Pull out every line with the word "stillwaters".
* * * * * * *
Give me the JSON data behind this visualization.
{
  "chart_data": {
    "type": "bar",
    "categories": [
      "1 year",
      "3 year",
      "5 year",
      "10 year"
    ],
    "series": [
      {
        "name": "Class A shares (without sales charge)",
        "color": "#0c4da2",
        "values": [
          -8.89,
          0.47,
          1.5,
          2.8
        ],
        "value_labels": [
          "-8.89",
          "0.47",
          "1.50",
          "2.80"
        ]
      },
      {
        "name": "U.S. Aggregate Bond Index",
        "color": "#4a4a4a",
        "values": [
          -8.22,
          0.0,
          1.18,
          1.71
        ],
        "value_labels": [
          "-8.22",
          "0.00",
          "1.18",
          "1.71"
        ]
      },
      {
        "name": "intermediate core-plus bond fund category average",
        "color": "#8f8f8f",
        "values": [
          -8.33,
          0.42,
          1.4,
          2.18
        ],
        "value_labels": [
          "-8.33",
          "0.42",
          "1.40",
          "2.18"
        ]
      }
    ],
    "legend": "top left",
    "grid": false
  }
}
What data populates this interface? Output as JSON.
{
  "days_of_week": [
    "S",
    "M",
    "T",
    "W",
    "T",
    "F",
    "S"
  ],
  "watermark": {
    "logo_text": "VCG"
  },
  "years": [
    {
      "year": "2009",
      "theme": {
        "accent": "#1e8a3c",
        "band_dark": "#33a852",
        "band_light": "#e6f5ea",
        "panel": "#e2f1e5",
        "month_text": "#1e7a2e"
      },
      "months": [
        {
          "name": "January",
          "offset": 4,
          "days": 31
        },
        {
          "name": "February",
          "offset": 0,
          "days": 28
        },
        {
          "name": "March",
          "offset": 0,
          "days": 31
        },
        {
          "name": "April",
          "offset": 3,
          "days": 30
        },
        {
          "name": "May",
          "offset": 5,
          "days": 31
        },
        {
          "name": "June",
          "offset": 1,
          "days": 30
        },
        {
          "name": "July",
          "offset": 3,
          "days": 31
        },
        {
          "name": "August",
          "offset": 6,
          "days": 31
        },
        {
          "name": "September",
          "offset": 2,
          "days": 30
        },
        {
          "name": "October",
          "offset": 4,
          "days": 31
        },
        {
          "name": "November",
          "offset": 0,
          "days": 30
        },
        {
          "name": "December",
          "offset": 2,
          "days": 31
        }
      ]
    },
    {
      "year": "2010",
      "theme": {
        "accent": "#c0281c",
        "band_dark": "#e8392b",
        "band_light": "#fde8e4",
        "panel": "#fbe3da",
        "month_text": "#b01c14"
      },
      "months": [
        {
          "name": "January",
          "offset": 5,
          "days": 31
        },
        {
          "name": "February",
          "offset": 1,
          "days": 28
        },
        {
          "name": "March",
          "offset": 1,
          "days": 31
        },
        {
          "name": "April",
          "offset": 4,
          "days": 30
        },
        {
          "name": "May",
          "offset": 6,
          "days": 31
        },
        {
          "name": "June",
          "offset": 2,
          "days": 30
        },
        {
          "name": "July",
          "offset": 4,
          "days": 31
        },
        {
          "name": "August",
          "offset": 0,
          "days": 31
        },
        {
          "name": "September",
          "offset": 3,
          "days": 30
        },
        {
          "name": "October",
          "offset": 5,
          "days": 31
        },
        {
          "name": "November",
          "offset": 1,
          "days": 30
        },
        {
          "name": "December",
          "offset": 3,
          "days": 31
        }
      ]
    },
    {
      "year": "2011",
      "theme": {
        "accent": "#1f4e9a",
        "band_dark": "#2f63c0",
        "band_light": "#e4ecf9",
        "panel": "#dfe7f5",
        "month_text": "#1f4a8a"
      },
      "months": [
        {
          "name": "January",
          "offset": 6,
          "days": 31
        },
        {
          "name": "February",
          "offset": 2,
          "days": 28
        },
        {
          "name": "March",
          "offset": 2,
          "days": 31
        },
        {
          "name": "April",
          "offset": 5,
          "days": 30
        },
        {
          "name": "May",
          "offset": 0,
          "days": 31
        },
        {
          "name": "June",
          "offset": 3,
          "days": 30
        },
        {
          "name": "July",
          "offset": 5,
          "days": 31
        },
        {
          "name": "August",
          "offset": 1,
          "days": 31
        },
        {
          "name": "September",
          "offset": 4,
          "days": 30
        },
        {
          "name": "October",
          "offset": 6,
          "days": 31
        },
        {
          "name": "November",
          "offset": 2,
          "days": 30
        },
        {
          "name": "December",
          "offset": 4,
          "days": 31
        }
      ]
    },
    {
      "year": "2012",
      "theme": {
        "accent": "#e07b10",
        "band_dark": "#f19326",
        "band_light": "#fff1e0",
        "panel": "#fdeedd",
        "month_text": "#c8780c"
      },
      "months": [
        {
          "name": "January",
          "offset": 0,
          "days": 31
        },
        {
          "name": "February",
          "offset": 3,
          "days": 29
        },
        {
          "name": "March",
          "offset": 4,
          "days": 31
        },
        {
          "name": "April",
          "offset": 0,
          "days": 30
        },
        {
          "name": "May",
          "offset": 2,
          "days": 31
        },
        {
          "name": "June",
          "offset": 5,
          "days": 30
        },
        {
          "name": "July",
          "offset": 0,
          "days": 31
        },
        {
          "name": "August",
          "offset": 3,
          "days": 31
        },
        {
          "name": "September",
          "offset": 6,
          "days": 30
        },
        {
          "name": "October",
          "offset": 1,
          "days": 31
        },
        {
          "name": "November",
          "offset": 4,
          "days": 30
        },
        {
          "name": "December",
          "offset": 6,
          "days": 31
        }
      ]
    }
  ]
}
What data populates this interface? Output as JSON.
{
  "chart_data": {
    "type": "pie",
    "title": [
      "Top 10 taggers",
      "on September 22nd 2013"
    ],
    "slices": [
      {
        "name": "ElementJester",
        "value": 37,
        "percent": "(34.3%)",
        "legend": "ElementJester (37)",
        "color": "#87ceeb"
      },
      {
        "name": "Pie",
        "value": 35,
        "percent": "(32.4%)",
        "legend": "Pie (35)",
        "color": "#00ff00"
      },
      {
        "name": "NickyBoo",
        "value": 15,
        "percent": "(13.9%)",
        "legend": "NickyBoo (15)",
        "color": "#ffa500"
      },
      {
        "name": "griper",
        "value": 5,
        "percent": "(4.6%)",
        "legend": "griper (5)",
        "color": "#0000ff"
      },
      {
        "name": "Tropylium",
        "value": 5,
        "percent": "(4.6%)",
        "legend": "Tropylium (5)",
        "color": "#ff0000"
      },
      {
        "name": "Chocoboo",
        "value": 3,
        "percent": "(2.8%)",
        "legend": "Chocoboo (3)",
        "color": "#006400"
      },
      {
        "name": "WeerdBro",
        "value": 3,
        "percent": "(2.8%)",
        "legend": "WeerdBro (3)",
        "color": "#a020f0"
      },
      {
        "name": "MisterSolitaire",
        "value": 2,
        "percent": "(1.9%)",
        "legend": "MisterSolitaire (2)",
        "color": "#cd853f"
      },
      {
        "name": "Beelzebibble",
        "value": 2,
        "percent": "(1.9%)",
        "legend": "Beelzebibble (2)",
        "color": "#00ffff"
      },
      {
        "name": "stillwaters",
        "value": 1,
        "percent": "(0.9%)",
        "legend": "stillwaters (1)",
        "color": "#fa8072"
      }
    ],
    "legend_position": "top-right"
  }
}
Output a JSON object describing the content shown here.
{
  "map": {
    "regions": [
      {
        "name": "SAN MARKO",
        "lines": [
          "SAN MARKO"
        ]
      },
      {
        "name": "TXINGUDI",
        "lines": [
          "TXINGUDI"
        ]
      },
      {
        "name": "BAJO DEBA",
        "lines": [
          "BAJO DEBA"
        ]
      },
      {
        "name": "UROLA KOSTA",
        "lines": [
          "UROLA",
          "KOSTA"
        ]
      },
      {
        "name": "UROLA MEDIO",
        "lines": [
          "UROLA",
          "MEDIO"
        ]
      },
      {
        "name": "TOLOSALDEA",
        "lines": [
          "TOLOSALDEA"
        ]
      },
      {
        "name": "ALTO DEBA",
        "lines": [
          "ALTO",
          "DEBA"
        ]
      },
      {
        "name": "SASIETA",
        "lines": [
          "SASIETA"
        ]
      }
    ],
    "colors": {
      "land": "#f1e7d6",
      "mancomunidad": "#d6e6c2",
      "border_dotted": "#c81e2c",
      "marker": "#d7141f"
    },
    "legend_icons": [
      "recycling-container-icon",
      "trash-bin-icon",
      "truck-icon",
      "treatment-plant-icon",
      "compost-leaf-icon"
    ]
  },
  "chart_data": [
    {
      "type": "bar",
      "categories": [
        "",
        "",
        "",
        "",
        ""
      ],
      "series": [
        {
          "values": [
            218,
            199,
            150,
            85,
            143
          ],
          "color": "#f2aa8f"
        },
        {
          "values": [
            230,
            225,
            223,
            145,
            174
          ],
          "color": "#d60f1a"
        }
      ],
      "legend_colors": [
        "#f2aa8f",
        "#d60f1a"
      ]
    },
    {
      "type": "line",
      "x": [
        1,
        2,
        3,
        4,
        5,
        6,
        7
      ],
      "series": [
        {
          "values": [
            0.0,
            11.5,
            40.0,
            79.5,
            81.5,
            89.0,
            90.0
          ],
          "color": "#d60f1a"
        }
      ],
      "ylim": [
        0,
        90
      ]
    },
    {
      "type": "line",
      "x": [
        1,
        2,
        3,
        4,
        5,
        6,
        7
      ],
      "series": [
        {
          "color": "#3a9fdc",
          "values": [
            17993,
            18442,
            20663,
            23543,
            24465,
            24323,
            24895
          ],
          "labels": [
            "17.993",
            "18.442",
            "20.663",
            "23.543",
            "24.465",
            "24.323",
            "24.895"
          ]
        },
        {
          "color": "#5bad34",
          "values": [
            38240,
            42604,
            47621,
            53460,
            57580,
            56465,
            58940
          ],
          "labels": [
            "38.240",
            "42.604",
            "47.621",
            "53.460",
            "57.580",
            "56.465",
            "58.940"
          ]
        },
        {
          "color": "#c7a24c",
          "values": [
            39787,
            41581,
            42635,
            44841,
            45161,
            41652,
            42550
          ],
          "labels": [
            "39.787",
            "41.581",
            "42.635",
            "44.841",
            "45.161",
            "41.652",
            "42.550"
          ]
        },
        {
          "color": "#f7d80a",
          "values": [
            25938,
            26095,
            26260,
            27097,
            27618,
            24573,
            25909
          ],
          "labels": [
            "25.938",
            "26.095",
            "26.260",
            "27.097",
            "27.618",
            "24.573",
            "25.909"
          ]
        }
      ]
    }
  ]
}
* * * * * * *
TASK ANSWER:
        "name": "stillwaters",
        "legend": "stillwaters (1)",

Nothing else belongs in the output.